[WHAT IS ASKED] Repeat the data that follows, word for word, without the images.

--- begin MATERIAL FOR THE TASK ---

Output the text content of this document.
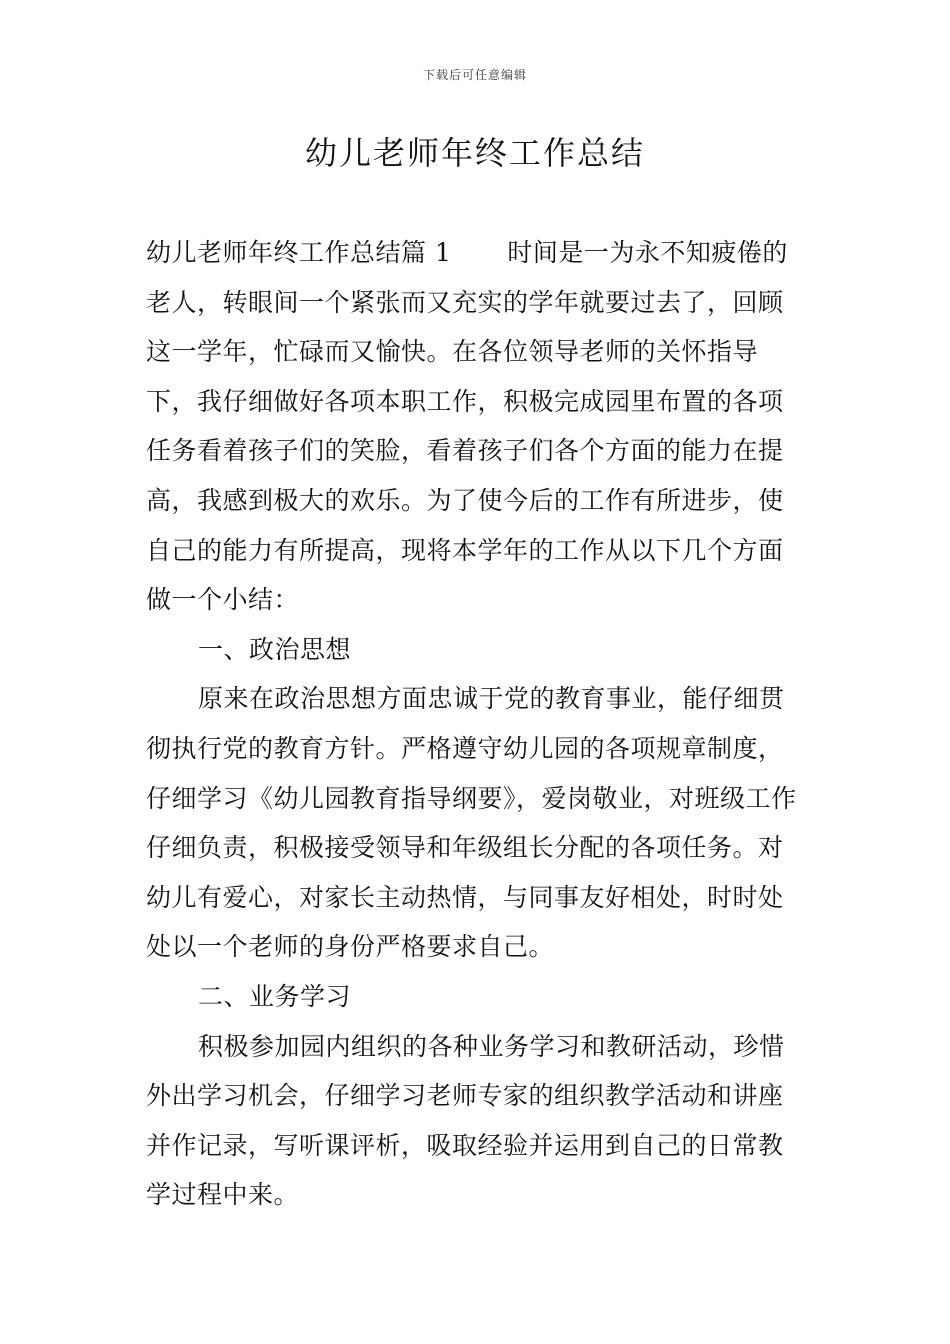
下载后可任意编辑
幼儿老师年终工作总结

幼儿老师年终工作总结篇 1 时间是一为永不知疲倦的老人，转眼间一个紧张而又充实的学年就要过去了，回顾这一学年，忙碌而又愉快。在各位领导老师的关怀指导下，我仔细做好各项本职工作，积极完成园里布置的各项任务看着孩子们的笑脸，看着孩子们各个方面的能力在提高，我感到极大的欢乐。为了使今后的工作有所进步，使自己的能力有所提高，现将本学年的工作从以下几个方面做一个小结：

一、政治思想

原来在政治思想方面忠诚于党的教育事业，能仔细贯彻执行党的教育方针。严格遵守幼儿园的各项规章制度，仔细学习《幼儿园教育指导纲要》，爱岗敬业，对班级工作仔细负责，积极接受领导和年级组长分配的各项任务。对幼儿有爱心，对家长主动热情，与同事友好相处，时时处处以一个老师的身份严格要求自己。

二、业务学习

积极参加园内组织的各种业务学习和教研活动，珍惜外出学习机会，仔细学习老师专家的组织教学活动和讲座并作记录，写听课评析，吸取经验并运用到自己的日常教学过程中来。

--- end MATERIAL FOR THE TASK ---

[EXERCISE OUTPUT]
Output the text content of this document.
下载后可任意编辑
幼儿老师年终工作总结

幼儿老师年终工作总结篇 1 时间是一为永不知疲倦的老人，转眼间一个紧张而又充实的学年就要过去了，回顾这一学年，忙碌而又愉快。在各位领导老师的关怀指导下，我仔细做好各项本职工作，积极完成园里布置的各项任务看着孩子们的笑脸，看着孩子们各个方面的能力在提高，我感到极大的欢乐。为了使今后的工作有所进步，使自己的能力有所提高，现将本学年的工作从以下几个方面做一个小结：

一、政治思想

原来在政治思想方面忠诚于党的教育事业，能仔细贯彻执行党的教育方针。严格遵守幼儿园的各项规章制度，仔细学习《幼儿园教育指导纲要》，爱岗敬业，对班级工作仔细负责，积极接受领导和年级组长分配的各项任务。对幼儿有爱心，对家长主动热情，与同事友好相处，时时处处以一个老师的身份严格要求自己。

二、业务学习

积极参加园内组织的各种业务学习和教研活动，珍惜外出学习机会，仔细学习老师专家的组织教学活动和讲座并作记录，写听课评析，吸取经验并运用到自己的日常教学过程中来。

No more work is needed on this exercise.